Exercise text:
Start of Block

Plus, you know the words in this thread topic.
So, after removing the duplicate words, you know 9 words.
@PlacidPenguin
@luvche21 was prob just guessing about the rest of them.
@luvche21, how many words do you not know (or knot know)?
@PlacidPenguin that was the joke
@f00l or maybe I had someone explain it to me only using those 5 words?
@luvche21
23 words (excluding names).
Wow. You’ve expanded your dictionary.
@luvche21
I know only three.
@PlacidPenguin I’m learning!
@luvche21
Haven’t you learned anything from Microsoft about the dangers of releasing an AI onto the internet, with it’s knowledge coming from users?
@PlacidPenguin Are you saying I’m an AI? Things are starting to make sense!
@luvche21
Well I suppose that any level of intelligence still qualifies as intelligence…
@luvche21 I know only 4 letter words…
@mikibell
http://wordfinder.yourdictionary.com/letter-words/4
I want to know what the creators of this test think of words like “Abilify”.
Someone who doesn’t watch TV is gonna miss a lot of new commercially-driven words. Someone who is not on the net a lot is going to miss a lot of neologisms.
People not in college, or not working in or hooked into a fast-changing, highly verbal industry or culture will also likely miss a bunch of newer usages.
Where do they get their base of good words to use for measurement? How do they determine what qualities the words should have, or where or for how long those words have been in use?
How do they create their non-words and decide that the non-word will do for this purpose?
Not critical. Curious.
Haven’t done the FAQs yet.
@f00l The catch is that we don’t really know what they are studying yet. And this could just be to validate an instrument for use for something else (see my other comments above).
@f00l - There is some information in the story in the original link. It also links to this Frontiers in Psychology article, which probably provides the covfefe you seek.

End of Block

What to work on:
Reproduce the part of the forum thread above between "Wow. You’ve expanded" and "lot of neologisms.", inclusive. The data below was drawn from a separate source.

Structured page-parsing data
Start of Block

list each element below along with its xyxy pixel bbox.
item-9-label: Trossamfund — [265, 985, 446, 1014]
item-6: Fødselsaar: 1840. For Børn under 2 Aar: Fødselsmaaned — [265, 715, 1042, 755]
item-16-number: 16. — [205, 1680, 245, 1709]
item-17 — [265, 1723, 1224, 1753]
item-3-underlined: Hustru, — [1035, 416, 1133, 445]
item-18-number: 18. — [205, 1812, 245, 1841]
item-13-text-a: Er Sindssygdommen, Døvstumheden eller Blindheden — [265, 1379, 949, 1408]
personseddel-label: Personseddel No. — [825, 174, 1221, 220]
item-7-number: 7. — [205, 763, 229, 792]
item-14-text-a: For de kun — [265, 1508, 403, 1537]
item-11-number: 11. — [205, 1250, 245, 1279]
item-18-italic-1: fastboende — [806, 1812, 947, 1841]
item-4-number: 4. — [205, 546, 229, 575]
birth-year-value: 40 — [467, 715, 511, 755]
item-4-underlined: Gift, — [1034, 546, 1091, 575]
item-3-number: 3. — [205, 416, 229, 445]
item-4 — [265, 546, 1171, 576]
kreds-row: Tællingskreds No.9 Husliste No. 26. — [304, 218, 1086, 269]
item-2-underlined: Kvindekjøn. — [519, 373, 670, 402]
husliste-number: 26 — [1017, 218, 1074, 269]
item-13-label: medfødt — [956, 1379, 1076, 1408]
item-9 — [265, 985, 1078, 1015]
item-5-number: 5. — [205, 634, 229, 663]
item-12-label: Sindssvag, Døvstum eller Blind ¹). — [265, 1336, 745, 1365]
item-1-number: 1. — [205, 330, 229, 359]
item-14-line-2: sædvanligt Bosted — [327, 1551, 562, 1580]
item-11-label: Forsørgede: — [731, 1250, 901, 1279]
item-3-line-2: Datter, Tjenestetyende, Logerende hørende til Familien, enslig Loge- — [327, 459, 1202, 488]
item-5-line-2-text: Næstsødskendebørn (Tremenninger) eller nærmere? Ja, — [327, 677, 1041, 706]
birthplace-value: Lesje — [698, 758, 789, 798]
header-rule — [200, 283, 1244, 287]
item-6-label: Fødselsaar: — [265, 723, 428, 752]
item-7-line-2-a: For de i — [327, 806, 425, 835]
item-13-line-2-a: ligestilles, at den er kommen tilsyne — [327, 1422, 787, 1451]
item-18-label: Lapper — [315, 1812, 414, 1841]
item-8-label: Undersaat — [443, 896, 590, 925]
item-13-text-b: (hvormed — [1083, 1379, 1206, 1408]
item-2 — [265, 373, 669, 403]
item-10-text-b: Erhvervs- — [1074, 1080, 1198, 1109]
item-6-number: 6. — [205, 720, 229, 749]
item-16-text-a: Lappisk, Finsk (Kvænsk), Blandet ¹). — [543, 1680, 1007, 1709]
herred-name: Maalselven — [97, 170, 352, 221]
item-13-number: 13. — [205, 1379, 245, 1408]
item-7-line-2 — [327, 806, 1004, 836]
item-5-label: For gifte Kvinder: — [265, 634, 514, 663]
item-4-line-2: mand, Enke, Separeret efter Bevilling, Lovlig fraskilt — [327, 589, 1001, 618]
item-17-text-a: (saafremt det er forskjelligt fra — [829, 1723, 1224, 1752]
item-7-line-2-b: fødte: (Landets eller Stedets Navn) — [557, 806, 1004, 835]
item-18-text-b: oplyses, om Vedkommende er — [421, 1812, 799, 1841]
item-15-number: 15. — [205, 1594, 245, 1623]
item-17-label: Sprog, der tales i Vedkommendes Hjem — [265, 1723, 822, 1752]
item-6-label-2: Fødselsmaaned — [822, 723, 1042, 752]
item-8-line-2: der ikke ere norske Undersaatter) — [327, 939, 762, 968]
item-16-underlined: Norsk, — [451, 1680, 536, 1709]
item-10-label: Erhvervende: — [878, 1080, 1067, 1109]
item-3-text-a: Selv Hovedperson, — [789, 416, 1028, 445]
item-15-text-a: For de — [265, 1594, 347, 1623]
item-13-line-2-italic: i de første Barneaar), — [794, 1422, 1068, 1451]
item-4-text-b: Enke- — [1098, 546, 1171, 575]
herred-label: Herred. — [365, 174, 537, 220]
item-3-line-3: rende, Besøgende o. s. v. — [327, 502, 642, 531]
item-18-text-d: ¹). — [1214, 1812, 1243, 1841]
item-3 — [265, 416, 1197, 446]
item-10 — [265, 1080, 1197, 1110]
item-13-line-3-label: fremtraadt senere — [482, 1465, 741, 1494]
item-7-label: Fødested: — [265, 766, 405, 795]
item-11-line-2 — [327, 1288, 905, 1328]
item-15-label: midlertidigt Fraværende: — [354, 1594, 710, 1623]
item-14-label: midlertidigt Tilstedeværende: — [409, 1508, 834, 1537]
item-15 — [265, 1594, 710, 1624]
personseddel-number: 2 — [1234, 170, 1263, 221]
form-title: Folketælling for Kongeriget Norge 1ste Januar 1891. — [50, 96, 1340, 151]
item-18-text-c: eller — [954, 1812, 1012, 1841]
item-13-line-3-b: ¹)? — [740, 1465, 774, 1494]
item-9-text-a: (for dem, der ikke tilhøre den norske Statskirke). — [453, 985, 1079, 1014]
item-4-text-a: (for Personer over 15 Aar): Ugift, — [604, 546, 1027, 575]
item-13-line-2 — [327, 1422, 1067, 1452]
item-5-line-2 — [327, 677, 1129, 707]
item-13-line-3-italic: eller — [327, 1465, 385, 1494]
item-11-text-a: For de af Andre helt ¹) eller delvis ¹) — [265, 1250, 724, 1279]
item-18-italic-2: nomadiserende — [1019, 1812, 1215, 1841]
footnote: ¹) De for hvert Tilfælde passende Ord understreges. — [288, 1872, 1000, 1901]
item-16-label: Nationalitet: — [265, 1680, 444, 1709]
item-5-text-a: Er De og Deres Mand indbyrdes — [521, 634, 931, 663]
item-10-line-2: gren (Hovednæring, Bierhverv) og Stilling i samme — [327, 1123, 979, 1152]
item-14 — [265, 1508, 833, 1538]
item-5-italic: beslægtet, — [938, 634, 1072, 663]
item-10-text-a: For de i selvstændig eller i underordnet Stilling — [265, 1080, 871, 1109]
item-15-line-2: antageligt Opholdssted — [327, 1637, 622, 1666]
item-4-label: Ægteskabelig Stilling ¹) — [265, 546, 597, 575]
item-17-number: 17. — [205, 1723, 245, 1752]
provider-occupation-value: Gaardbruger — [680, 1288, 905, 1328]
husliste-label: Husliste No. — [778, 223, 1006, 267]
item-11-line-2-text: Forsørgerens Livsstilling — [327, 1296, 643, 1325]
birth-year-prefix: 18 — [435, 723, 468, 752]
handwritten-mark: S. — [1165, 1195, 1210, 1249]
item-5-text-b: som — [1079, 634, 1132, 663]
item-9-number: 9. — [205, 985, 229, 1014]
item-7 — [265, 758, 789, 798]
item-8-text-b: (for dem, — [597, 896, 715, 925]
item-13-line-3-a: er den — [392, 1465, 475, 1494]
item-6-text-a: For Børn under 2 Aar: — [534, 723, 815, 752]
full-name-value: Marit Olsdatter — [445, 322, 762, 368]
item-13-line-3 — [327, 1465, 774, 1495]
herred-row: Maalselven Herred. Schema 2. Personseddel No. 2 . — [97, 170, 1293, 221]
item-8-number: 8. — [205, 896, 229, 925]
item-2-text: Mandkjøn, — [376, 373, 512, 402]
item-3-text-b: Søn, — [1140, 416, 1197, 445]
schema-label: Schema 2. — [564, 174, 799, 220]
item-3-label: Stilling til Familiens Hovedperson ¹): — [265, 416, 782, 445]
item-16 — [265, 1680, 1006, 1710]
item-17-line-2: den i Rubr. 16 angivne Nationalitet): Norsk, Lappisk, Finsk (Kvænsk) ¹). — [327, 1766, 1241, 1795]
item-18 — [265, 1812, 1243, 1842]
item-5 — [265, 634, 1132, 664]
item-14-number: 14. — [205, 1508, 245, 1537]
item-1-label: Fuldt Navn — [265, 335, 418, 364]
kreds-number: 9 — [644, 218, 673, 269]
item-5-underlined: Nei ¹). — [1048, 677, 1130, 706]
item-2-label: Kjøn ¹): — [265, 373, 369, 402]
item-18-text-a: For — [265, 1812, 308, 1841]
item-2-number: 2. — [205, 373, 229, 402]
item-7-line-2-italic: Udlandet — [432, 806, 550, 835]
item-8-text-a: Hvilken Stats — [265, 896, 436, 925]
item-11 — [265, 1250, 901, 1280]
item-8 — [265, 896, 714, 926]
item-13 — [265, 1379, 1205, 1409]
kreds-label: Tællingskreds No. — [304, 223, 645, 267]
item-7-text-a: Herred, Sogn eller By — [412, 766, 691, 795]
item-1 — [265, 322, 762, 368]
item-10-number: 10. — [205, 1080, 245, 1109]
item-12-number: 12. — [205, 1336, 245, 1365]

End of Block

Exercise output:
Wow. You’ve expanded your dictionary.
@luvche21
I know only three.
@PlacidPenguin I’m learning!
@luvche21
Haven’t you learned anything from Microsoft about the dangers of releasing an AI onto the internet, with it’s knowledge coming from users?
@PlacidPenguin Are you saying I’m an AI? Things are starting to make sense!
@luvche21
Well I suppose that any level of intelligence still qualifies as intelligence…
@luvche21 I know only 4 letter words…
@mikibell
http://wordfinder.yourdictionary.com/letter-words/4
I want to know what the creators of this test think of words like “Abilify”.
Someone who doesn’t watch TV is gonna miss a lot of new commercially-driven words. Someone who is not on the net a lot is going to miss a lot of neologisms.